* Given exercise *
Only the number is wanted: how many lines hold the word "Microsoft"?

▼

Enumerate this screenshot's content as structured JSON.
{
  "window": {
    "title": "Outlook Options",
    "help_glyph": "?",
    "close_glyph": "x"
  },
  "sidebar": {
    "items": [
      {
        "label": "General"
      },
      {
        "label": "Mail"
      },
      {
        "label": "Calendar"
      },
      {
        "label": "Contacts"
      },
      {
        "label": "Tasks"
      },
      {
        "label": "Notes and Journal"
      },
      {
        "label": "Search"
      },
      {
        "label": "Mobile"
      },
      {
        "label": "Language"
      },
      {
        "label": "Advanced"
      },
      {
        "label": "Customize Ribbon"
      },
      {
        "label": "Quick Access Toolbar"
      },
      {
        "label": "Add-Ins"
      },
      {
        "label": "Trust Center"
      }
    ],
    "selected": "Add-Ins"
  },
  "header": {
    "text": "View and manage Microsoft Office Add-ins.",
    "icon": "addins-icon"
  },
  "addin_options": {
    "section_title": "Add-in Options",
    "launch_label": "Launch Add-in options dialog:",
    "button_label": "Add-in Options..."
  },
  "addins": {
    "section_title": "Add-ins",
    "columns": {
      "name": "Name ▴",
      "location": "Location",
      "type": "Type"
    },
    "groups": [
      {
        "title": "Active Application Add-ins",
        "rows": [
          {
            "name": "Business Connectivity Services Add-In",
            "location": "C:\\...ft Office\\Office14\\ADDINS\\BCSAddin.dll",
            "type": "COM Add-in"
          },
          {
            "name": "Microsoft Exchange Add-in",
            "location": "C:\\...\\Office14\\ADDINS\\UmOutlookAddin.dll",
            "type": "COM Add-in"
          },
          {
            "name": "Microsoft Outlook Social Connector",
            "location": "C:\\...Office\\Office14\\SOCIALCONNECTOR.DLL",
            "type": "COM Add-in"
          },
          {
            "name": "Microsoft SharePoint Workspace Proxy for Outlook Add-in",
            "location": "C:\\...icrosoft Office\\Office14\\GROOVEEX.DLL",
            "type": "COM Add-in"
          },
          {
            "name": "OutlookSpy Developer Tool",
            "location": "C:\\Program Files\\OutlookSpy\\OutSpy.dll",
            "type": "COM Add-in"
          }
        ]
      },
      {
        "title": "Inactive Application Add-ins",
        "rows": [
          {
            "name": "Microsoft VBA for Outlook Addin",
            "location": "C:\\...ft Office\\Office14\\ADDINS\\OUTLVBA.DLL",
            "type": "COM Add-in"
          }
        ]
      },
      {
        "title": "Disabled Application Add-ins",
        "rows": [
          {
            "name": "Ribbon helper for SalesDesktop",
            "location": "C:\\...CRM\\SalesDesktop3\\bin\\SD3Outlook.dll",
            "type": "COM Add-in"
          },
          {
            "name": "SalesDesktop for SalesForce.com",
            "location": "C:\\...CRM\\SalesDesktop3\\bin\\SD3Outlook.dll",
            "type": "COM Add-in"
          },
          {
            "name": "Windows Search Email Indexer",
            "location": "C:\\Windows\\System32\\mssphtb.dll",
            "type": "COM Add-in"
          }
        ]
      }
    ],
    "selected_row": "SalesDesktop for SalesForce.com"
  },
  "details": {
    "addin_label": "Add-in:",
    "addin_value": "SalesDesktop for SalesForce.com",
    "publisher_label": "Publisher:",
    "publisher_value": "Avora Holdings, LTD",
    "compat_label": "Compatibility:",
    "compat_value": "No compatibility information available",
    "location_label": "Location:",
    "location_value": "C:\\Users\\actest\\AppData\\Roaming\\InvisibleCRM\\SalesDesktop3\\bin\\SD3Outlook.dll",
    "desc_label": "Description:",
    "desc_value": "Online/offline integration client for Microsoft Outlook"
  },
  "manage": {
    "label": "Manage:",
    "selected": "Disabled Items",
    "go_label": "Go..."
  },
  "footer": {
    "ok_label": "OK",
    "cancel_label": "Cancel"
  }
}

▲

* Response to the task *
6